Tarea
Transcribe al pie de la letra el fragmento del texto sobre la fundación del convento de Santa Clara que va desde "En medio del" hasta "Santísima como iglesia.".

Texto proporcionado
········
En medio del conflicto con las autoridades episcopales, los franciscanos se hicieron cargo del gobierno del recinto religioso de Santa Clara, con el apoyo de las Galván.
En 1566 se emprendió el establecimiento del segundo convento de la Ciudad de México. Las fundadoras fueron las mujeres de la familia Galván: cinco hermanas y su madre que, desde 1560, se sabía llevaban una vida de recogimiento y clausura en Puebla. Así, en 1567 el cabildo de la ciudad y el arzobispo Alonso de Montúfar las invitaron a la capital de Nueva España. Después de estar un tiempo en una casa alquilada, se les acomodó cerca de la ermita de la Santísima Trinidad. Hasta ese momento, tal espacio había sido utilizado por el gremio de los sastres, aunque no fue difícil llegar a un acuerdo. Para marzo de 1569 y bajo la tutela del arzobispo, las beatas ya vivían ahí y usaban la ermita de la Santísima como iglesia.
En aquel 1569 también llegó la bula que oficializó la fundación del convento; en ella, el papa Pío V asentó que el nuevo monasterio debía quedar bajo la tutela franciscana en tanto que seguirían la regla de Santa Clara. Al respecto, fray Francisco de Ribera, la mayor autoridad de los franciscanos en Nueva España, se negó a aceptar tal asignación argumentando que hacerse cargo de las monjas resultaría una distracción para evangelizar a los indígenas, tarea por la que estaban en las Indias. Ante la negativa, el arzobispo recibió formalmente a las mujeres bajo su obediencia, proveyéndolas de un sacerdote que las administrara espiritualmente y ratificando a la ermita de la Santísima Trinidad como el espacio para sus oraciones, dirección espiritual y prácticas devotas.
········
Datos proporcionados
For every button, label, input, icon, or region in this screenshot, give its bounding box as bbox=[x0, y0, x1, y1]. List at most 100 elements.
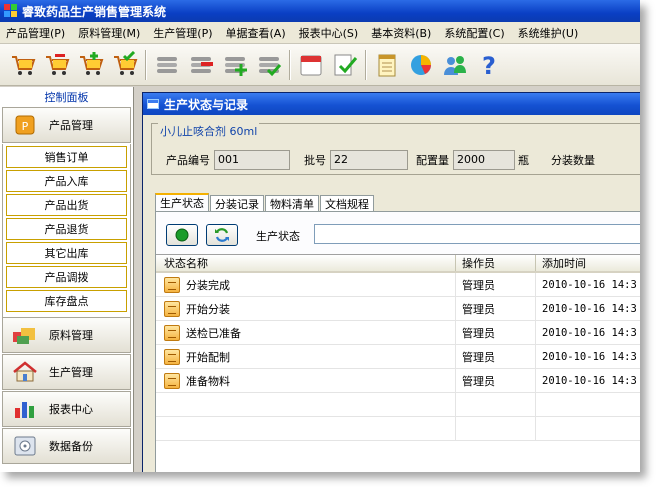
list-remove-icon[interactable] bbox=[184, 47, 218, 83]
sidebar-item-stocktake[interactable]: 库存盘点 bbox=[6, 290, 127, 312]
app-icon bbox=[4, 4, 18, 18]
task-check-icon[interactable] bbox=[328, 47, 362, 83]
toolbar: ? bbox=[0, 44, 640, 86]
batch-field[interactable]: 22 bbox=[330, 150, 408, 170]
product-code-label: 产品编号 bbox=[166, 154, 210, 167]
notepad-icon[interactable] bbox=[370, 47, 404, 83]
status-record-icon bbox=[164, 276, 180, 293]
control-panel: 控制面板 P 产品管理 销售订单 产品入库 产品出货 产品退货 其它出库 产品调… bbox=[0, 87, 134, 472]
column-added-time[interactable]: 添加时间 bbox=[536, 255, 640, 271]
list-add-icon[interactable] bbox=[218, 47, 252, 83]
added-time: 2010-10-16 14:3 bbox=[536, 345, 640, 368]
sidebar-group-material[interactable]: 原料管理 bbox=[2, 317, 131, 353]
sidebar-group-label: 生产管理 bbox=[49, 366, 93, 379]
menu-product[interactable]: 产品管理(P) bbox=[0, 25, 72, 41]
menu-production[interactable]: 生产管理(P) bbox=[147, 25, 219, 41]
added-time: 2010-10-16 14:3 bbox=[536, 273, 640, 296]
tab-packing-records[interactable]: 分装记录 bbox=[210, 195, 264, 211]
refresh-button[interactable] bbox=[206, 224, 238, 246]
menu-reports[interactable]: 报表中心(S) bbox=[293, 25, 366, 41]
list-check-icon[interactable] bbox=[252, 47, 286, 83]
status-name: 送检已准备 bbox=[186, 326, 241, 340]
status-name: 准备物料 bbox=[186, 374, 230, 388]
cart-add-icon[interactable] bbox=[74, 47, 108, 83]
sidebar-group-label: 原料管理 bbox=[49, 329, 93, 342]
material-icon bbox=[11, 323, 39, 347]
tab-production-status[interactable]: 生产状态 bbox=[155, 193, 209, 211]
added-time: 2010-10-16 14:3 bbox=[536, 369, 640, 392]
menu-material[interactable]: 原料管理(M) bbox=[72, 25, 147, 41]
svg-text:P: P bbox=[22, 120, 29, 133]
status-input[interactable] bbox=[314, 224, 640, 244]
sidebar-group-production[interactable]: 生产管理 bbox=[2, 354, 131, 390]
green-circle-icon bbox=[175, 228, 189, 242]
status-name: 开始分装 bbox=[186, 302, 230, 316]
product-box-icon: P bbox=[11, 113, 39, 137]
status-record-icon bbox=[164, 300, 180, 317]
window-icon bbox=[147, 99, 159, 109]
status-name: 分装完成 bbox=[186, 278, 230, 292]
app-window: 睿致药品生产销售管理系统 产品管理(P) 原料管理(M) 生产管理(P) 单据查… bbox=[0, 0, 640, 472]
pie-chart-icon[interactable] bbox=[404, 47, 438, 83]
menu-basic-data[interactable]: 基本资料(B) bbox=[365, 25, 438, 41]
help-icon[interactable]: ? bbox=[472, 47, 506, 83]
pack-quantity-label: 分装数量 bbox=[551, 154, 595, 167]
product-info-group: 小儿止咳合剂 60ml 产品编号 001 批号 22 配置量 2000 瓶 分装… bbox=[151, 123, 640, 175]
cart-check-icon[interactable] bbox=[108, 47, 142, 83]
table-row[interactable]: 开始配制 管理员 2010-10-16 14:3 bbox=[156, 345, 640, 369]
table-row[interactable]: 分装完成 管理员 2010-10-16 14:3 bbox=[156, 273, 640, 297]
list-icon[interactable] bbox=[150, 47, 184, 83]
operator: 管理员 bbox=[456, 273, 536, 296]
sidebar-item-other-outbound[interactable]: 其它出库 bbox=[6, 242, 127, 264]
svg-text:?: ? bbox=[482, 52, 496, 79]
tab-document-procedures[interactable]: 文档规程 bbox=[320, 195, 374, 211]
operator: 管理员 bbox=[456, 369, 536, 392]
toolbar-separator bbox=[365, 49, 367, 80]
menu-config[interactable]: 系统配置(C) bbox=[438, 25, 511, 41]
sidebar-group-label: 数据备份 bbox=[49, 440, 93, 453]
tab-strip: 生产状态 分装记录 物料清单 文档规程 bbox=[155, 193, 375, 211]
sidebar-group-reports[interactable]: 报表中心 bbox=[2, 391, 131, 427]
column-operator[interactable]: 操作员 bbox=[456, 255, 536, 271]
sidebar-group-product[interactable]: P 产品管理 bbox=[2, 107, 131, 143]
production-status-panel: 生产状态 状态名称 操作员 添加时间 分装完成 管理员 2010-10-16 1… bbox=[155, 211, 640, 472]
control-panel-title: 控制面板 bbox=[0, 87, 133, 107]
table-row[interactable]: 开始分装 管理员 2010-10-16 14:3 bbox=[156, 297, 640, 321]
product-fields-row: 产品编号 001 批号 22 配置量 2000 瓶 分装数量 bbox=[152, 150, 595, 170]
product-code-field[interactable]: 001 bbox=[214, 150, 290, 170]
quantity-field[interactable]: 2000 bbox=[453, 150, 515, 170]
inner-window-title-bar: 生产状态与记录 bbox=[143, 93, 640, 115]
table-row[interactable]: 准备物料 管理员 2010-10-16 14:3 bbox=[156, 369, 640, 393]
toolbar-separator bbox=[145, 49, 147, 80]
cart-icon[interactable] bbox=[6, 47, 40, 83]
status-name: 开始配制 bbox=[186, 350, 230, 364]
operator: 管理员 bbox=[456, 345, 536, 368]
sidebar-item-product-inbound[interactable]: 产品入库 bbox=[6, 170, 127, 192]
sidebar-item-product-shipment[interactable]: 产品出货 bbox=[6, 194, 127, 216]
product-name: 小儿止咳合剂 60ml bbox=[158, 123, 260, 139]
product-submenu: 销售订单 产品入库 产品出货 产品退货 其它出库 产品调拨 库存盘点 bbox=[2, 144, 131, 317]
sidebar-item-sales-order[interactable]: 销售订单 bbox=[6, 146, 127, 168]
sidebar-item-product-transfer[interactable]: 产品调拨 bbox=[6, 266, 127, 288]
table-row[interactable]: 送检已准备 管理员 2010-10-16 14:3 bbox=[156, 321, 640, 345]
toolbar-separator bbox=[289, 49, 291, 80]
production-status-window: 生产状态与记录 小儿止咳合剂 60ml 产品编号 001 批号 22 配置量 2… bbox=[142, 92, 640, 472]
menu-maintenance[interactable]: 系统维护(U) bbox=[512, 25, 586, 41]
title-bar: 睿致药品生产销售管理系统 bbox=[0, 0, 640, 22]
table-header: 状态名称 操作员 添加时间 bbox=[156, 255, 640, 273]
add-status-button[interactable] bbox=[166, 224, 198, 246]
added-time: 2010-10-16 14:3 bbox=[536, 321, 640, 344]
tab-bill-of-materials[interactable]: 物料清单 bbox=[265, 195, 319, 211]
status-record-icon bbox=[164, 348, 180, 365]
users-icon[interactable] bbox=[438, 47, 472, 83]
sidebar-group-backup[interactable]: 数据备份 bbox=[2, 428, 131, 464]
cart-remove-icon[interactable] bbox=[40, 47, 74, 83]
column-status-name[interactable]: 状态名称 bbox=[156, 255, 456, 271]
status-record-icon bbox=[164, 372, 180, 389]
table-row-empty bbox=[156, 417, 640, 441]
sidebar-item-product-return[interactable]: 产品退货 bbox=[6, 218, 127, 240]
added-time: 2010-10-16 14:3 bbox=[536, 297, 640, 320]
calendar-icon[interactable] bbox=[294, 47, 328, 83]
refresh-icon bbox=[215, 228, 229, 242]
menu-documents[interactable]: 单据查看(A) bbox=[220, 25, 293, 41]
········
Solución
En medio del conflicto con las autoridades episcopales, los franciscanos se hicieron cargo del gobierno del recinto religioso de Santa Clara, con el apoyo de las Galván.
En 1566 se emprendió el establecimiento del segundo convento de la Ciudad de México. Las fundadoras fueron las mujeres de la familia Galván: cinco hermanas y su madre que, desde 1560, se sabía llevaban una vida de recogimiento y clausura en Puebla. Así, en 1567 el cabildo de la ciudad y el arzobispo Alonso de Montúfar las invitaron a la capital de Nueva España. Después de estar un tiempo en una casa alquilada, se les acomodó cerca de la ermita de la Santísima Trinidad. Hasta ese momento, tal espacio había sido utilizado por el gremio de los sastres, aunque no fue difícil llegar a un acuerdo. Para marzo de 1569 y bajo la tutela del arzobispo, las beatas ya vivían ahí y usaban la ermita de la Santísima como iglesia.